▶ What to produce: Could you print all the entries exactly?

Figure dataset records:
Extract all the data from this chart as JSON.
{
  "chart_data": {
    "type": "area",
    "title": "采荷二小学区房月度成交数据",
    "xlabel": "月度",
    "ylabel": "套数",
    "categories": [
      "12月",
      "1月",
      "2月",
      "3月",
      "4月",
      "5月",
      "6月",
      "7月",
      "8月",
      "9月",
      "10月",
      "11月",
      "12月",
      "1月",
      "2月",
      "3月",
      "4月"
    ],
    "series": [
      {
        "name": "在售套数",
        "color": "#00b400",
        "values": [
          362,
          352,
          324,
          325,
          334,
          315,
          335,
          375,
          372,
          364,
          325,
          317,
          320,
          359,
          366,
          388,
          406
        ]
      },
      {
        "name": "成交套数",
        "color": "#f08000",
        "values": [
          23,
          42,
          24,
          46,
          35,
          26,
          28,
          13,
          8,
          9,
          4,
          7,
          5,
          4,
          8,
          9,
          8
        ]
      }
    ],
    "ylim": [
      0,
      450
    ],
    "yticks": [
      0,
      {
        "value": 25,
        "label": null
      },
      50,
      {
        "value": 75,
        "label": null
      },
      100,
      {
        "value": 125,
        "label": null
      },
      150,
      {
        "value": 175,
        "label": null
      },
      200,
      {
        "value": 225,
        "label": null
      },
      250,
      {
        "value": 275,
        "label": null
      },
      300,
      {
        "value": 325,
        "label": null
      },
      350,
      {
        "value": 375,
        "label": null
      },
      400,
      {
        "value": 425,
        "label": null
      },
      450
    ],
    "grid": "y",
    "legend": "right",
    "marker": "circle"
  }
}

▶ Task answer:
Extract all the data from this chart as JSON.
{
  "chart_data": {
    "type": "area",
    "title": "采荷二小学区房月度成交数据",
    "xlabel": "月度",
    "ylabel": "套数",
    "categories": [
      "12月",
      "1月",
      "2月",
      "3月",
      "4月",
      "5月",
      "6月",
      "7月",
      "8月",
      "9月",
      "10月",
      "11月",
      "12月",
      "1月",
      "2月",
      "3月",
      "4月"
    ],
    "series": [
      {
        "name": "在售套数",
        "color": "#00b400",
        "values": [
          362,
          352,
          324,
          325,
          334,
          315,
          335,
          375,
          372,
          364,
          325,
          317,
          320,
          359,
          366,
          388,
          406
        ]
      },
      {
        "name": "成交套数",
        "color": "#f08000",
        "values": [
          23,
          42,
          24,
          46,
          35,
          26,
          28,
          13,
          8,
          9,
          4,
          7,
          5,
          4,
          8,
          9,
          8
        ]
      }
    ],
    "ylim": [
      0,
      450
    ],
    "yticks": [
      0,
      {
        "value": 25,
        "label": null
      },
      50,
      {
        "value": 75,
        "label": null
      },
      100,
      {
        "value": 125,
        "label": null
      },
      150,
      {
        "value": 175,
        "label": null
      },
      200,
      {
        "value": 225,
        "label": null
      },
      250,
      {
        "value": 275,
        "label": null
      },
      300,
      {
        "value": 325,
        "label": null
      },
      350,
      {
        "value": 375,
        "label": null
      },
      400,
      {
        "value": 425,
        "label": null
      },
      450
    ],
    "grid": "y",
    "legend": "right",
    "marker": "circle"
  }
}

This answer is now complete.